━━ Stored rows ━━

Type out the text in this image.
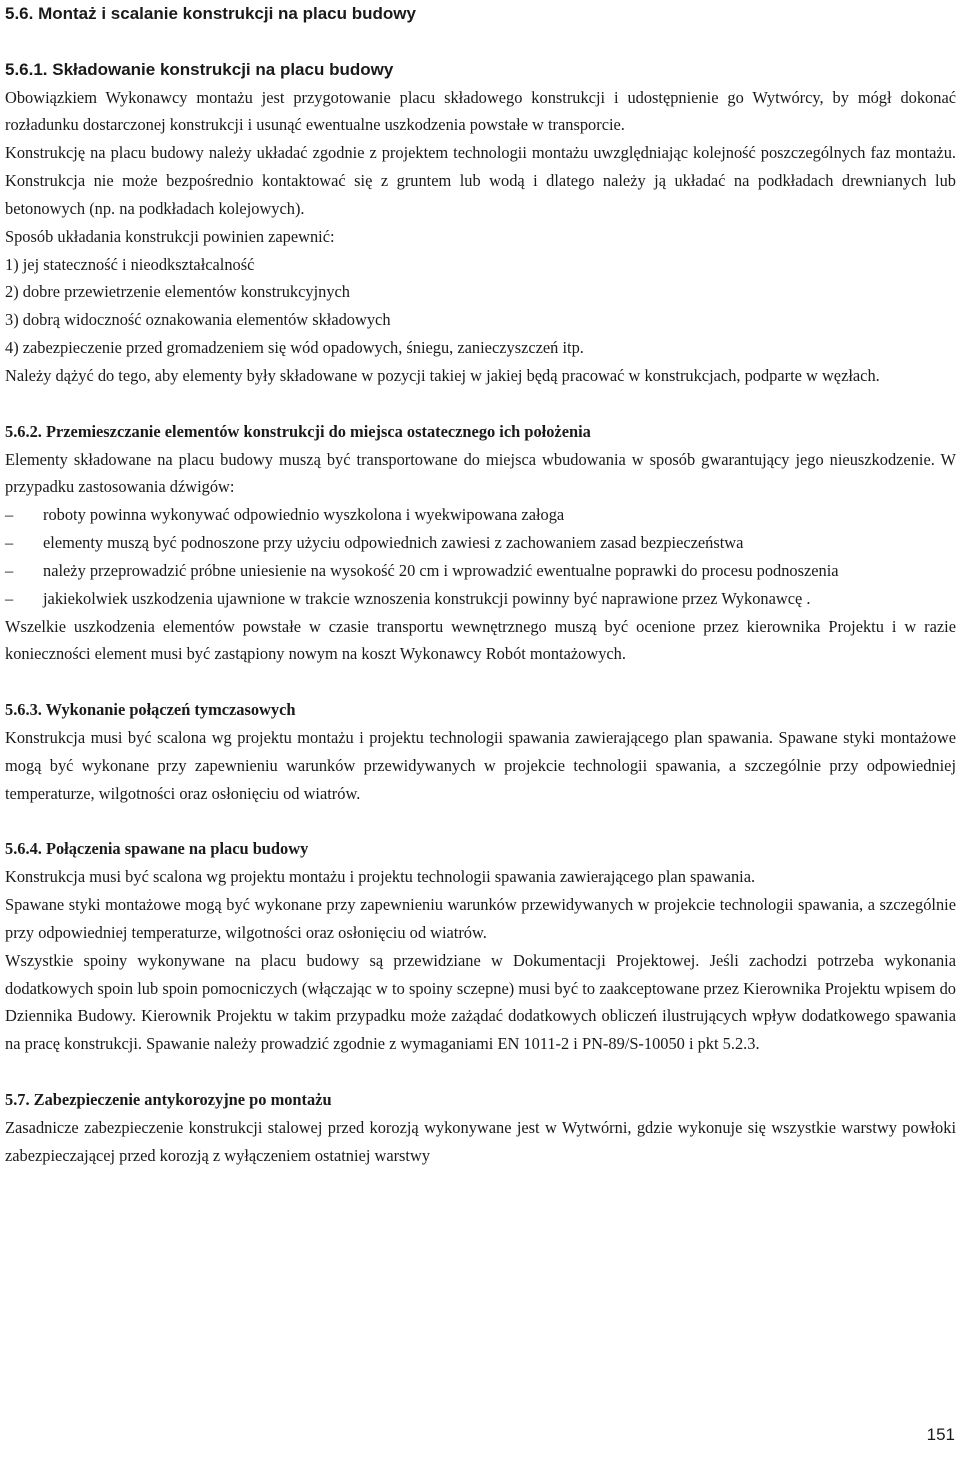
5.6. Montaż i scalanie konstrukcji na placu budowy
5.6.1. Składowanie konstrukcji na placu budowy
Obowiązkiem Wykonawcy montażu jest przygotowanie placu składowego konstrukcji i udostępnienie go Wytwórcy, by mógł dokonać rozładunku dostarczonej konstrukcji i usunąć ewentualne uszkodzenia powstałe w transporcie.
Konstrukcję na placu budowy należy układać zgodnie z projektem technologii montażu uwzględniając kolejność poszczególnych faz montażu. Konstrukcja nie może bezpośrednio kontaktować się z gruntem lub wodą i dlatego należy ją układać na podkładach drewnianych lub betonowych (np. na podkładach kolejowych).
Sposób układania konstrukcji powinien zapewnić:
1) jej stateczność i nieodkształcalność
2) dobre przewietrzenie elementów konstrukcyjnych
3) dobrą widoczność oznakowania elementów składowych
4) zabezpieczenie przed gromadzeniem się wód opadowych, śniegu, zanieczyszczeń itp.
Należy dążyć do tego, aby elementy były składowane w pozycji takiej w jakiej będą pracować w konstrukcjach, podparte w węzłach.
5.6.2. Przemieszczanie elementów konstrukcji do miejsca ostatecznego ich położenia
Elementy składowane na placu budowy muszą być transportowane do miejsca wbudowania w sposób gwarantujący jego nieuszkodzenie. W przypadku zastosowania dźwigów:
– roboty powinna wykonywać odpowiednio wyszkolona i wyekwipowana załoga
– elementy muszą być podnoszone przy użyciu odpowiednich zawiesi z zachowaniem zasad bezpieczeństwa
– należy przeprowadzić próbne uniesienie na wysokość 20 cm i wprowadzić ewentualne poprawki do procesu podnoszenia
– jakiekolwiek uszkodzenia ujawnione w trakcie wznoszenia konstrukcji powinny być naprawione przez Wykonawcę .
Wszelkie uszkodzenia elementów powstałe w czasie transportu wewnętrznego muszą być ocenione przez kierownika Projektu i w razie konieczności element musi być zastąpiony nowym na koszt Wykonawcy Robót montażowych.
5.6.3. Wykonanie połączeń tymczasowych
Konstrukcja musi być scalona wg projektu montażu i projektu technologii spawania zawierającego plan spawania. Spawane styki montażowe mogą być wykonane przy zapewnieniu warunków przewidywanych w projekcie technologii spawania, a szczególnie przy odpowiedniej temperaturze, wilgotności oraz osłonięciu od wiatrów.
5.6.4. Połączenia spawane na placu budowy
Konstrukcja musi być scalona wg projektu montażu i projektu technologii spawania zawierającego plan spawania.
Spawane styki montażowe mogą być wykonane przy zapewnieniu warunków przewidywanych w projekcie technologii spawania, a szczególnie przy odpowiedniej temperaturze, wilgotności oraz osłonięciu od wiatrów.
Wszystkie spoiny wykonywane na placu budowy są przewidziane w Dokumentacji Projektowej. Jeśli zachodzi potrzeba wykonania dodatkowych spoin lub spoin pomocniczych (włączając w to spoiny sczepne) musi być to zaakceptowane przez Kierownika Projektu wpisem do Dziennika Budowy. Kierownik Projektu w takim przypadku może zażądać dodatkowych obliczeń ilustrujących wpływ dodatkowego spawania na pracę konstrukcji. Spawanie należy prowadzić zgodnie z wymaganiami EN 1011-2 i PN-89/S-10050 i pkt 5.2.3.
5.7. Zabezpieczenie antykorozyjne po montażu
Zasadnicze zabezpieczenie konstrukcji stalowej przed korozją wykonywane jest w Wytwórni, gdzie wykonuje się wszystkie warstwy powłoki zabezpieczającej przed korozją z wyłączeniem ostatniej warstwy
151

━━━

▸ **Exercise prompt**: Extract the full listing exactly, with the pictures left out.

▸ **Complete response**:
Type out the text in this image.
5.6. Montaż i scalanie konstrukcji na placu budowy
5.6.1. Składowanie konstrukcji na placu budowy
Obowiązkiem Wykonawcy montażu jest przygotowanie placu składowego konstrukcji i udostępnienie go Wytwórcy, by mógł dokonać rozładunku dostarczonej konstrukcji i usunąć ewentualne uszkodzenia powstałe w transporcie.
Konstrukcję na placu budowy należy układać zgodnie z projektem technologii montażu uwzględniając kolejność poszczególnych faz montażu. Konstrukcja nie może bezpośrednio kontaktować się z gruntem lub wodą i dlatego należy ją układać na podkładach drewnianych lub betonowych (np. na podkładach kolejowych).
Sposób układania konstrukcji powinien zapewnić:
1) jej stateczność i nieodkształcalność
2) dobre przewietrzenie elementów konstrukcyjnych
3) dobrą widoczność oznakowania elementów składowych
4) zabezpieczenie przed gromadzeniem się wód opadowych, śniegu, zanieczyszczeń itp.
Należy dążyć do tego, aby elementy były składowane w pozycji takiej w jakiej będą pracować w konstrukcjach, podparte w węzłach.
5.6.2. Przemieszczanie elementów konstrukcji do miejsca ostatecznego ich położenia
Elementy składowane na placu budowy muszą być transportowane do miejsca wbudowania w sposób gwarantujący jego nieuszkodzenie. W przypadku zastosowania dźwigów:
– roboty powinna wykonywać odpowiednio wyszkolona i wyekwipowana załoga
– elementy muszą być podnoszone przy użyciu odpowiednich zawiesi z zachowaniem zasad bezpieczeństwa
– należy przeprowadzić próbne uniesienie na wysokość 20 cm i wprowadzić ewentualne poprawki do procesu podnoszenia
– jakiekolwiek uszkodzenia ujawnione w trakcie wznoszenia konstrukcji powinny być naprawione przez Wykonawcę .
Wszelkie uszkodzenia elementów powstałe w czasie transportu wewnętrznego muszą być ocenione przez kierownika Projektu i w razie konieczności element musi być zastąpiony nowym na koszt Wykonawcy Robót montażowych.
5.6.3. Wykonanie połączeń tymczasowych
Konstrukcja musi być scalona wg projektu montażu i projektu technologii spawania zawierającego plan spawania. Spawane styki montażowe mogą być wykonane przy zapewnieniu warunków przewidywanych w projekcie technologii spawania, a szczególnie przy odpowiedniej temperaturze, wilgotności oraz osłonięciu od wiatrów.
5.6.4. Połączenia spawane na placu budowy
Konstrukcja musi być scalona wg projektu montażu i projektu technologii spawania zawierającego plan spawania.
Spawane styki montażowe mogą być wykonane przy zapewnieniu warunków przewidywanych w projekcie technologii spawania, a szczególnie przy odpowiedniej temperaturze, wilgotności oraz osłonięciu od wiatrów.
Wszystkie spoiny wykonywane na placu budowy są przewidziane w Dokumentacji Projektowej. Jeśli zachodzi potrzeba wykonania dodatkowych spoin lub spoin pomocniczych (włączając w to spoiny sczepne) musi być to zaakceptowane przez Kierownika Projektu wpisem do Dziennika Budowy. Kierownik Projektu w takim przypadku może zażądać dodatkowych obliczeń ilustrujących wpływ dodatkowego spawania na pracę konstrukcji. Spawanie należy prowadzić zgodnie z wymaganiami EN 1011-2 i PN-89/S-10050 i pkt 5.2.3.
5.7. Zabezpieczenie antykorozyjne po montażu
Zasadnicze zabezpieczenie konstrukcji stalowej przed korozją wykonywane jest w Wytwórni, gdzie wykonuje się wszystkie warstwy powłoki zabezpieczającej przed korozją z wyłączeniem ostatniej warstwy
151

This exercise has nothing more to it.